* start MATERIAL FOR THIS EXERCISE *

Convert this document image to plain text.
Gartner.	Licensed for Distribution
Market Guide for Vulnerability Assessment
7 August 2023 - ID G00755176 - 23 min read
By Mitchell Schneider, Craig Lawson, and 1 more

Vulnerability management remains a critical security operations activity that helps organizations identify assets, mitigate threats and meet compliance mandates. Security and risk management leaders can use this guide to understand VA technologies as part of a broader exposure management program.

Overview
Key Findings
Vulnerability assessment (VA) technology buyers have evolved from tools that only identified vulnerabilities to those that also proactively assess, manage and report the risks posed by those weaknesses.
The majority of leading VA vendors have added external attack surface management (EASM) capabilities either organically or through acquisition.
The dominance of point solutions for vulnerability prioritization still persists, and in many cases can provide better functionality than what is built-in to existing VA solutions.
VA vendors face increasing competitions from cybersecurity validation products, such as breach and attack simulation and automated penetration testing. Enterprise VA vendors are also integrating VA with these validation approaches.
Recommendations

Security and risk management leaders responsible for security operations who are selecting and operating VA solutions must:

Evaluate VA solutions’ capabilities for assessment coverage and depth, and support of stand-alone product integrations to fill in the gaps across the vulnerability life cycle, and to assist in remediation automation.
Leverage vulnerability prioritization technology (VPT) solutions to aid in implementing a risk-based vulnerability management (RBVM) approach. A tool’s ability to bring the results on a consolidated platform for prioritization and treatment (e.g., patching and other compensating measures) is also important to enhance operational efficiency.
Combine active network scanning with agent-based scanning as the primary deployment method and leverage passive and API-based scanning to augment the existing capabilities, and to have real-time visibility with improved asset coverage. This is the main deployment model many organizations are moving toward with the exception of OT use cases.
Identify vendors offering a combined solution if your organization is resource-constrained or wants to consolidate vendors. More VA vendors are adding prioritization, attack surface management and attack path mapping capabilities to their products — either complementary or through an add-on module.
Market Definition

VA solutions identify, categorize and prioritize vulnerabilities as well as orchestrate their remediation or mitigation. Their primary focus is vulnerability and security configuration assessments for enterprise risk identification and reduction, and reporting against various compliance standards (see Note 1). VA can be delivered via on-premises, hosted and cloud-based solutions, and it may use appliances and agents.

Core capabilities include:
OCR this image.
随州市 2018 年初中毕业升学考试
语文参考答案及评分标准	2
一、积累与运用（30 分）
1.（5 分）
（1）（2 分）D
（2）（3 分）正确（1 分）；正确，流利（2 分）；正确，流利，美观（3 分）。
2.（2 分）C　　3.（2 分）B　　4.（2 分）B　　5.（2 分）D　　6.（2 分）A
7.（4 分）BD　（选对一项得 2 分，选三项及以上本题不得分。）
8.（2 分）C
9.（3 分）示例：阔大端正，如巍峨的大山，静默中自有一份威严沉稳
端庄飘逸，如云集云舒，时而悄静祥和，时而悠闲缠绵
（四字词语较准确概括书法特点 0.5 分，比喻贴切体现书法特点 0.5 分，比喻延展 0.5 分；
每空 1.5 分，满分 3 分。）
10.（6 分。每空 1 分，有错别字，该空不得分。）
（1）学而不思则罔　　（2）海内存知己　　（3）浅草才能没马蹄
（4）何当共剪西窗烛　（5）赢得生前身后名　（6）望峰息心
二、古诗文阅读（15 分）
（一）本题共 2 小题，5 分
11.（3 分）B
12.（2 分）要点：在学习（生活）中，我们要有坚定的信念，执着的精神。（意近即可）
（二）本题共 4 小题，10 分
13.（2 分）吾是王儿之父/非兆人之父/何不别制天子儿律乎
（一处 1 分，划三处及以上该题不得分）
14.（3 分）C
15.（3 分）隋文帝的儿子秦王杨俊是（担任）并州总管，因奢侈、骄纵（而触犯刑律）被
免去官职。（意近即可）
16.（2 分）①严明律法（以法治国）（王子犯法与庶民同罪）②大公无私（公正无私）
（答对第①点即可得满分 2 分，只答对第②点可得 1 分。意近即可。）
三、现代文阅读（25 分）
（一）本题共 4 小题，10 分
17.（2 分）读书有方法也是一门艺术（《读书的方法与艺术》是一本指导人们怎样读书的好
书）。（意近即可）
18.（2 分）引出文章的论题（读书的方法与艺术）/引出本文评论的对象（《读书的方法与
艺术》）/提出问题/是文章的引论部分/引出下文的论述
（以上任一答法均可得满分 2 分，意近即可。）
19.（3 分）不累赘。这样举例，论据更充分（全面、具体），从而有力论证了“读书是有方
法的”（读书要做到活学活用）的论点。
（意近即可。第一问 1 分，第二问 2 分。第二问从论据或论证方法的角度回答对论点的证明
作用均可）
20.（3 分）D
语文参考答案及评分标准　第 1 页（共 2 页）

* end MATERIAL FOR THIS EXERCISE *

- YOUR INSTRUCTIONS -
From the entries above, pull out each line that includes "organizations".

- TASK RESULT -
Vulnerability management remains a critical security operations activity that helps organizations identify assets, mitigate threats and meet compliance mandates. Security and risk management leaders can use this guide to understand VA technologies as part of a broader exposure management program.
Combine active network scanning with agent-based scanning as the primary deployment method and leverage passive and API-based scanning to augment the existing capabilities, and to have real-time visibility with improved asset coverage. This is the main deployment model many organizations are moving toward with the exception of OT use cases.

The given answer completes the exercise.